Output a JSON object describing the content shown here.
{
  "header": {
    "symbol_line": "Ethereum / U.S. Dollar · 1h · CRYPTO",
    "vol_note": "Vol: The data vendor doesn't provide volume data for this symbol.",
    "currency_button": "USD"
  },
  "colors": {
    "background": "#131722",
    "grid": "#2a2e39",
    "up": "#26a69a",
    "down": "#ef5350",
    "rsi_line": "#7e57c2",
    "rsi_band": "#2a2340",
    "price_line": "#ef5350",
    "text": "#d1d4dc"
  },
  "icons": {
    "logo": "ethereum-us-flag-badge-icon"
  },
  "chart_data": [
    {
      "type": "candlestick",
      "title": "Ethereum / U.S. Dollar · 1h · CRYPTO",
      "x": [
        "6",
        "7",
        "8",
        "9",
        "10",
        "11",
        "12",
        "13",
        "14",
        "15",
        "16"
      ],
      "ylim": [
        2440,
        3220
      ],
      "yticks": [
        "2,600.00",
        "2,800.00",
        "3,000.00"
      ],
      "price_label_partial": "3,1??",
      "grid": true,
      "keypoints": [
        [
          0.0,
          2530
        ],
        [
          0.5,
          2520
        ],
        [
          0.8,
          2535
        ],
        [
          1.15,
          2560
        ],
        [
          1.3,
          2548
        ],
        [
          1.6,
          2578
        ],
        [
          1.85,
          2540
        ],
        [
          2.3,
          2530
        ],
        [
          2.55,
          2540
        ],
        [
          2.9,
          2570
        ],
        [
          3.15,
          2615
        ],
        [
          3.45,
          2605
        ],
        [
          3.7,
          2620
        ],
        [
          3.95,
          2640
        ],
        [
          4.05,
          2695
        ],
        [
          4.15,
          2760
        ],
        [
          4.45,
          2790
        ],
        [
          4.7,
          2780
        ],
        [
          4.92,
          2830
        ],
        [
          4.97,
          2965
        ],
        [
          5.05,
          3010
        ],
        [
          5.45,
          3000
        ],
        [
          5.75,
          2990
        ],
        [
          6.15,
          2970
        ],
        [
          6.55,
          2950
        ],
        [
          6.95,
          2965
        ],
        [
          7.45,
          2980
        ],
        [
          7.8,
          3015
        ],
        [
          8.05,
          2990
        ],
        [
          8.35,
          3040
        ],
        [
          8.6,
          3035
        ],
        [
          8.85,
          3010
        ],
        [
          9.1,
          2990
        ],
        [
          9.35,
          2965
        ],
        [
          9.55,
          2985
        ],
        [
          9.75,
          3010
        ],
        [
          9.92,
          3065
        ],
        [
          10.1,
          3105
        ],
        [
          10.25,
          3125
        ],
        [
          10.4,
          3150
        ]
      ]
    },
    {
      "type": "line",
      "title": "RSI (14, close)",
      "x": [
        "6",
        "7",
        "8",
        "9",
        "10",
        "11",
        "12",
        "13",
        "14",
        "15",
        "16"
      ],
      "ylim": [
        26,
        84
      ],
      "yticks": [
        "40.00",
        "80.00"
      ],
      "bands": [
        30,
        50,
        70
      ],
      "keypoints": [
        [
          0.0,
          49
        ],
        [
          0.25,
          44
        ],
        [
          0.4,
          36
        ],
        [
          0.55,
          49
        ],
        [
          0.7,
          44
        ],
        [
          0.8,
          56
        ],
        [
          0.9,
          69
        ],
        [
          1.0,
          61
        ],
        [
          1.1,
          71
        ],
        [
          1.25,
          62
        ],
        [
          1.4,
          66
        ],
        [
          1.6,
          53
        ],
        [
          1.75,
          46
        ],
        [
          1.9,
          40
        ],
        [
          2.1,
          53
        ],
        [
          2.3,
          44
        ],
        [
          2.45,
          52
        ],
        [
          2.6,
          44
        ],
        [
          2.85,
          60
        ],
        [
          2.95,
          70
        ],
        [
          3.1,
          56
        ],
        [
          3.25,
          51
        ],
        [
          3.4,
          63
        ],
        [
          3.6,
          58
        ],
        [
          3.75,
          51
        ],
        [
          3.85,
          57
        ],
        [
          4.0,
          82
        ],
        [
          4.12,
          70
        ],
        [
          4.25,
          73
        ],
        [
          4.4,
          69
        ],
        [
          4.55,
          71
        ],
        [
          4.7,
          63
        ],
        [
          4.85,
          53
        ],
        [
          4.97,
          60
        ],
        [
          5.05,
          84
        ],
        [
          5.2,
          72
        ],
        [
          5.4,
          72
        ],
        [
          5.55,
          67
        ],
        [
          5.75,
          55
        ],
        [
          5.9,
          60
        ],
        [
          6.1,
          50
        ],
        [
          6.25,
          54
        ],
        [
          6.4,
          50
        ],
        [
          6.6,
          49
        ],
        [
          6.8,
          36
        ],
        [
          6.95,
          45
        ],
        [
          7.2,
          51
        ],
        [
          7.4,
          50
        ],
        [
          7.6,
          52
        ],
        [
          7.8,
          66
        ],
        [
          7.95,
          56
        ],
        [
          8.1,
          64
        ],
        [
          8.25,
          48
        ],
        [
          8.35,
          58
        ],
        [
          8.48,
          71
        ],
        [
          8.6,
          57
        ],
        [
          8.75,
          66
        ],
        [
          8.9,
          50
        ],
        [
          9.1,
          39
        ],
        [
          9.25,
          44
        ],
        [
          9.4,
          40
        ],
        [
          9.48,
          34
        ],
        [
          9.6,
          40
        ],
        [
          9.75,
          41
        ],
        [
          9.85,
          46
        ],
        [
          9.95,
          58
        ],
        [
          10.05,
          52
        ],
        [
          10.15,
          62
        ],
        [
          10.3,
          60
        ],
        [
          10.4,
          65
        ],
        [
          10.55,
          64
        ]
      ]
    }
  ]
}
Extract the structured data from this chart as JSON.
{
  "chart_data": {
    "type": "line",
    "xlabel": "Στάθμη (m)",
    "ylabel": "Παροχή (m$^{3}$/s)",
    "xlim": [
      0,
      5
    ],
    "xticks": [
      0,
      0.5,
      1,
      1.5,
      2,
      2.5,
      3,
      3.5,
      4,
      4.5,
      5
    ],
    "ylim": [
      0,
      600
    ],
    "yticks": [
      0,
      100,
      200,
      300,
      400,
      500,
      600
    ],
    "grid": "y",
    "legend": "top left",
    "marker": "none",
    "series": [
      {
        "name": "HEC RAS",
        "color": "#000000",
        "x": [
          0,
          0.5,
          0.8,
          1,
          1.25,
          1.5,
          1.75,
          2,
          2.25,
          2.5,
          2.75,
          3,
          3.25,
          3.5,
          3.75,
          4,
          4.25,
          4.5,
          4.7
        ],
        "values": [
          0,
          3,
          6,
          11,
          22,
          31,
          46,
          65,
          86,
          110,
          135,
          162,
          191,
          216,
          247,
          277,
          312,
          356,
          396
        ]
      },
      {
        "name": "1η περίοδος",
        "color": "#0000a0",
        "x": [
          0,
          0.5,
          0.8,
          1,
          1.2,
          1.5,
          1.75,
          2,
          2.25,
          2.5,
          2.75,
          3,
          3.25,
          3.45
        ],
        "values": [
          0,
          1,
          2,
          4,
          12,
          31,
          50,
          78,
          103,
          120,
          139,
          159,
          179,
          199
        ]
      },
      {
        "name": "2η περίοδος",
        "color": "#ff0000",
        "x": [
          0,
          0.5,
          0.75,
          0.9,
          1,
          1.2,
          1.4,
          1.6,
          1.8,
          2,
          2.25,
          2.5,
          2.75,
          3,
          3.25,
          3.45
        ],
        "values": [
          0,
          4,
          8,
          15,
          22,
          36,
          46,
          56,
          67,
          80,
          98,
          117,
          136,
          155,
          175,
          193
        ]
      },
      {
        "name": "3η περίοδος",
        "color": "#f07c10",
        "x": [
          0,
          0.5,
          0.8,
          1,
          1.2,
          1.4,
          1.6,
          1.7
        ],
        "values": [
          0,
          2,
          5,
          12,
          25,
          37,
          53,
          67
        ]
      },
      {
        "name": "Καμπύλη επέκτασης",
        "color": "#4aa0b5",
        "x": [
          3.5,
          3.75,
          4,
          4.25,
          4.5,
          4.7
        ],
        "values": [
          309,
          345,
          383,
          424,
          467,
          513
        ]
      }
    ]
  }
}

□ □ □ □ □

TO BE DONE — From the listing above, copy every line that holds the string "Dollar".

TASK ANSWER —
    "symbol_line": "Ethereum / U.S. Dollar · 1h · CRYPTO",
      "title": "Ethereum / U.S. Dollar · 1h · CRYPTO",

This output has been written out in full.